= REQUIRED TASK =
Gather every line below where "女子シングルス" appears.

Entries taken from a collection
▼

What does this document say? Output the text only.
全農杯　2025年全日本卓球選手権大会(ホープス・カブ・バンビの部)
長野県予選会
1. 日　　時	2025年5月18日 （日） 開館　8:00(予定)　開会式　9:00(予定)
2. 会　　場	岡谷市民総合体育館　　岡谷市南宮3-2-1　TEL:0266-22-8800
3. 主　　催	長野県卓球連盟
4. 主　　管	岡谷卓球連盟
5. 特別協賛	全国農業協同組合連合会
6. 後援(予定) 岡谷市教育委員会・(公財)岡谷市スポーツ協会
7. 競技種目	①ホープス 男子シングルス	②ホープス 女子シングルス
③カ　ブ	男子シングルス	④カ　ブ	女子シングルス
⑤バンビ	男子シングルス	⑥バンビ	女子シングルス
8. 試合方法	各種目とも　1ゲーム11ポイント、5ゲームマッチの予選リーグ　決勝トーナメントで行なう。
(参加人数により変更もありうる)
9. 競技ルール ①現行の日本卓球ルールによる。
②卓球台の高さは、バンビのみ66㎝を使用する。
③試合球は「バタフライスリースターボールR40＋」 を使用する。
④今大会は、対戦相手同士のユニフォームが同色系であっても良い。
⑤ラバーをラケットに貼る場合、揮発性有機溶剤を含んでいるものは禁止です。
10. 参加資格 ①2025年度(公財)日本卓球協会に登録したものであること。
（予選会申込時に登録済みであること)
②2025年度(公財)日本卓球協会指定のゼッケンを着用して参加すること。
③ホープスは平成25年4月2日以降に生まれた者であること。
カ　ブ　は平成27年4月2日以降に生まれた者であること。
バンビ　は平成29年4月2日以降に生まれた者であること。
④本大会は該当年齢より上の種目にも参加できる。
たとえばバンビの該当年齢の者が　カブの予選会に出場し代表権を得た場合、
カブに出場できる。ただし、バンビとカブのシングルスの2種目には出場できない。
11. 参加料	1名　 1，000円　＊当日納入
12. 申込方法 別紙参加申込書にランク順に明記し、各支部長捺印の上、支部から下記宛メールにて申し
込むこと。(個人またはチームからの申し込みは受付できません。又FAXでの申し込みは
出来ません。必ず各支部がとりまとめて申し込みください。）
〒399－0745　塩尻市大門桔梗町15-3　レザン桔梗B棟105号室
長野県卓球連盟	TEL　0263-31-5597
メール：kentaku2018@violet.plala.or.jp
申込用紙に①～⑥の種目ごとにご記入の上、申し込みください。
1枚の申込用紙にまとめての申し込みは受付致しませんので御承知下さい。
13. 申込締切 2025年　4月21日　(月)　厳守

▲

= PROBLEM SOLUTION =
7. 競技種目	①ホープス 男子シングルス	②ホープス 女子シングルス
③カ　ブ	男子シングルス	④カ　ブ	女子シングルス
⑤バンビ	男子シングルス	⑥バンビ	女子シングルス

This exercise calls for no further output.